■ **PROVIDED RECORDS**:
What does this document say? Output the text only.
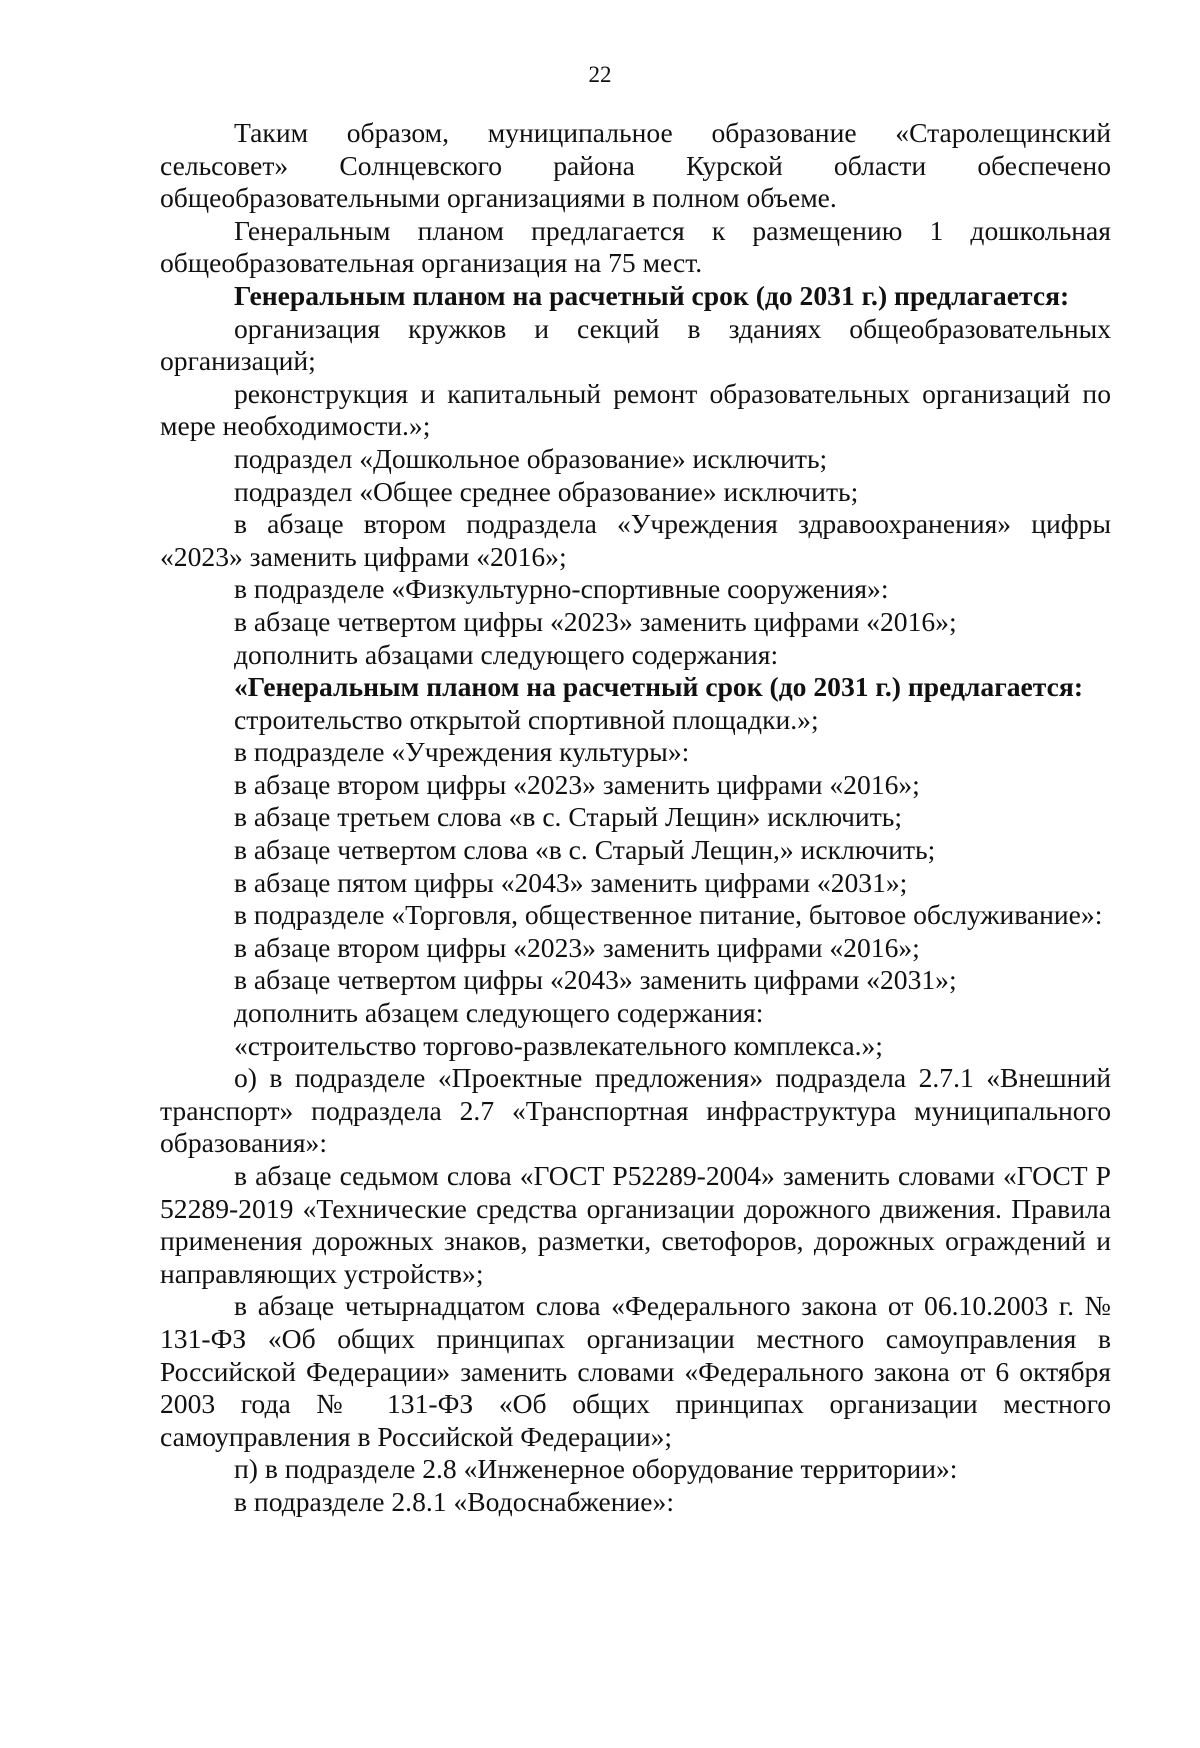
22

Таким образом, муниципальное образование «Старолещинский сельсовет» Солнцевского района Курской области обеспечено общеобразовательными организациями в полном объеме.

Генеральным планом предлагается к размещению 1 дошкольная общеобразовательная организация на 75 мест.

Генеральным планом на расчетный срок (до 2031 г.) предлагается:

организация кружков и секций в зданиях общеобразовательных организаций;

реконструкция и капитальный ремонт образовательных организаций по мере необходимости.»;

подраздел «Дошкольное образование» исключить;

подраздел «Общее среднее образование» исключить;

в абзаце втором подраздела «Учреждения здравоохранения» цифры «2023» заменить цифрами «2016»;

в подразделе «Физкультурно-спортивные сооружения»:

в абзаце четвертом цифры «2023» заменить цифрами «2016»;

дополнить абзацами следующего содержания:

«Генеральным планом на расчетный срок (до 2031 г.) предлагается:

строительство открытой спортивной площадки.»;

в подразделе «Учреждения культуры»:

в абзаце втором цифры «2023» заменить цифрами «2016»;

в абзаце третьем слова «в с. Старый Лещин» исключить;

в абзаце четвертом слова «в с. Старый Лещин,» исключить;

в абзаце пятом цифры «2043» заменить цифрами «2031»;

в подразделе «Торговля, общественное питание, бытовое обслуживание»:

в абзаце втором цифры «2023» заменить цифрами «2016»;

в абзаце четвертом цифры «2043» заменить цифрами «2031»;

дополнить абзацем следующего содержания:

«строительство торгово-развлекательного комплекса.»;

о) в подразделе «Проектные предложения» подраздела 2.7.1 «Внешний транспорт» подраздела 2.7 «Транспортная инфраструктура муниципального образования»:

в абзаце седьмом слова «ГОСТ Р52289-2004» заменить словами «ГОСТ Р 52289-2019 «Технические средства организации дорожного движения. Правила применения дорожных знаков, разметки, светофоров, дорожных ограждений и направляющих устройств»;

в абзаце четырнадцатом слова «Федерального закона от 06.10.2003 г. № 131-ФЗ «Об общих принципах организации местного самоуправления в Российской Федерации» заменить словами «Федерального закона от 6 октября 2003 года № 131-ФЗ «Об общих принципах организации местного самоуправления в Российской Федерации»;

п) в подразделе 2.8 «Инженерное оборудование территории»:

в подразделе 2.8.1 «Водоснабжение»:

■ **EXERCISE DIRECTIONS**: Find each line holding the word "слова" and copy it.

■ **SOLUTION**:
в абзаце третьем слова «в с. Старый Лещин» исключить;
в абзаце четвертом слова «в с. Старый Лещин,» исключить;
в абзаце седьмом слова «ГОСТ Р52289-2004» заменить словами «ГОСТ Р 52289-2019 «Технические средства организации дорожного движения. Правила применения дорожных знаков, разметки, светофоров, дорожных ограждений и направляющих устройств»;
в абзаце четырнадцатом слова «Федерального закона от 06.10.2003 г. № 131-ФЗ «Об общих принципах организации местного самоуправления в Российской Федерации» заменить словами «Федерального закона от 6 октября 2003 года № 131-ФЗ «Об общих принципах организации местного самоуправления в Российской Федерации»;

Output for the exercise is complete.